## WORK REQUIRED
Repeat the lines below exactly as they appear, but leave out the images.

Extracted data entries:
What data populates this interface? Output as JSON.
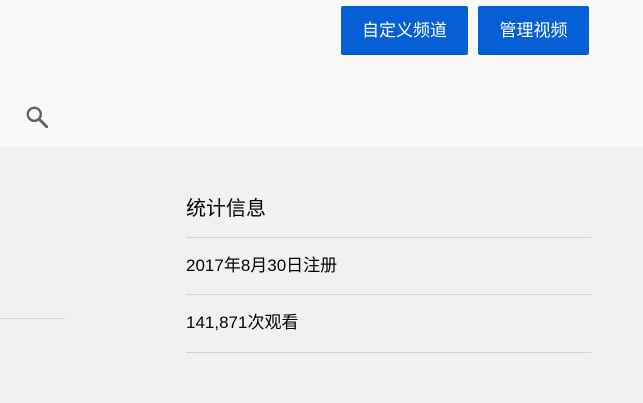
{
  "header": {
    "customize_channel_label": "自定义频道",
    "manage_videos_label": "管理视频",
    "search_icon": "search-icon"
  },
  "stats": {
    "title": "统计信息",
    "joined": "2017年8月30日注册",
    "views": "141,871次观看"
  },
  "colors": {
    "button_bg": "#065fd4",
    "button_text": "#ffffff",
    "header_bg": "#f9f9f9",
    "content_bg": "#f1f1f1",
    "divider": "#d3d3d3",
    "text": "#030303"
  }
}
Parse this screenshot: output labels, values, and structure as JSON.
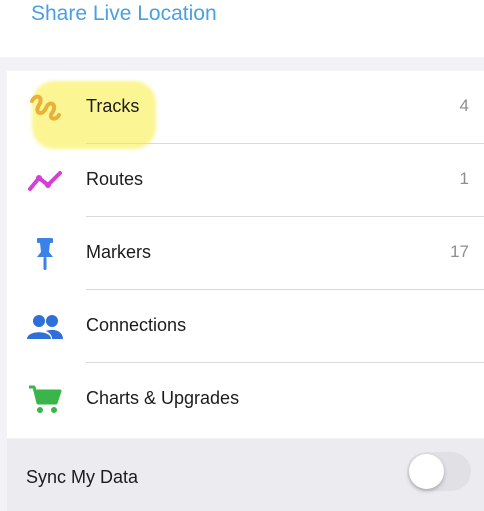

## RESULT BELOW
What data populates this interface? Output as JSON.
{
  "header": {
    "customize_channel_label": "自定义频道",
    "manage_videos_label": "管理视频",
    "search_icon": "search-icon"
  },
  "stats": {
    "title": "统计信息",
    "joined": "2017年8月30日注册",
    "views": "141,871次观看"
  },
  "colors": {
    "button_bg": "#065fd4",
    "button_text": "#ffffff",
    "header_bg": "#f9f9f9",
    "content_bg": "#f1f1f1",
    "divider": "#d3d3d3",
    "text": "#030303"
  }
}
Parse this screenshot: output labels, values, and structure as JSON.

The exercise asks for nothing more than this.